[Task data]:

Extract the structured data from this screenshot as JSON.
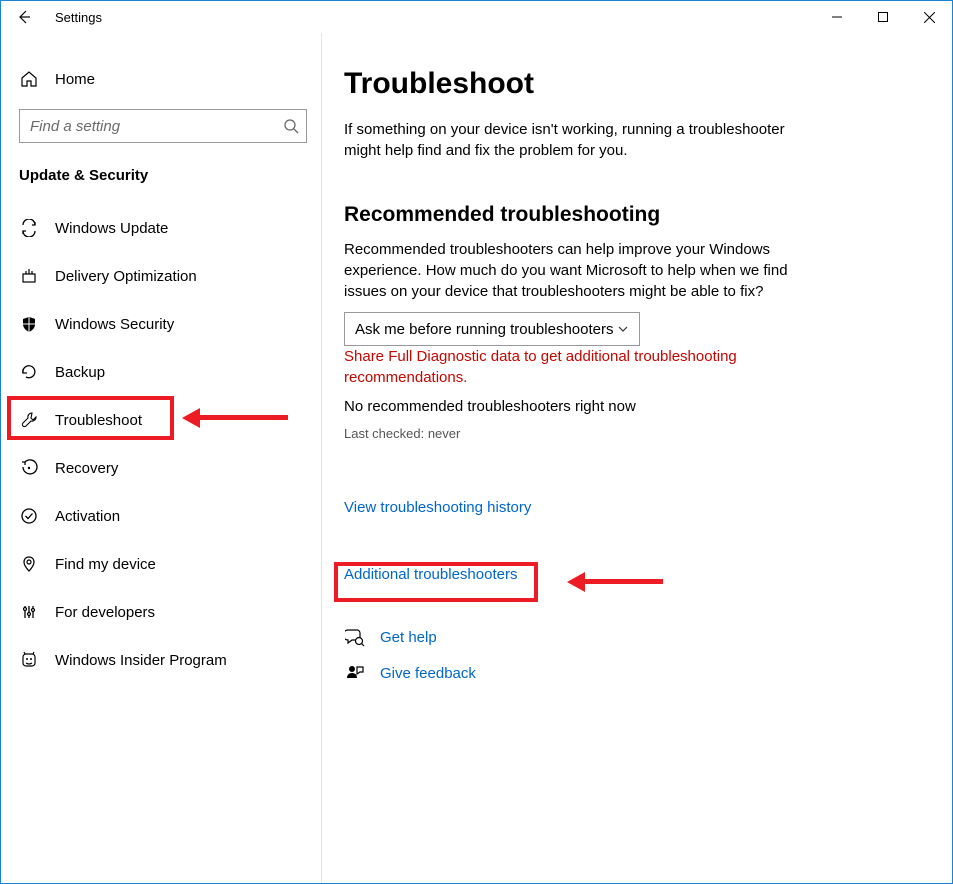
{
  "window": {
    "title": "Settings"
  },
  "sidebar": {
    "home_label": "Home",
    "search_placeholder": "Find a setting",
    "section_label": "Update & Security",
    "items": [
      {
        "label": "Windows Update"
      },
      {
        "label": "Delivery Optimization"
      },
      {
        "label": "Windows Security"
      },
      {
        "label": "Backup"
      },
      {
        "label": "Troubleshoot",
        "active": true
      },
      {
        "label": "Recovery"
      },
      {
        "label": "Activation"
      },
      {
        "label": "Find my device"
      },
      {
        "label": "For developers"
      },
      {
        "label": "Windows Insider Program"
      }
    ]
  },
  "content": {
    "title": "Troubleshoot",
    "intro": "If something on your device isn't working, running a troubleshooter might help find and fix the problem for you.",
    "rec_heading": "Recommended troubleshooting",
    "rec_desc": "Recommended troubleshooters can help improve your Windows experience. How much do you want Microsoft to help when we find issues on your device that troubleshooters might be able to fix?",
    "dropdown_value": "Ask me before running troubleshooters",
    "diag_warning": "Share Full Diagnostic data to get additional troubleshooting recommendations.",
    "no_rec": "No recommended troubleshooters right now",
    "last_checked": "Last checked: never",
    "history_link": "View troubleshooting history",
    "additional_link": "Additional troubleshooters",
    "get_help": "Get help",
    "give_feedback": "Give feedback"
  }
}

[Task goal]:
Write out every line from the entries where "title" appears.

[Answer in full]:
    "title": "Settings"
    "title": "Troubleshoot",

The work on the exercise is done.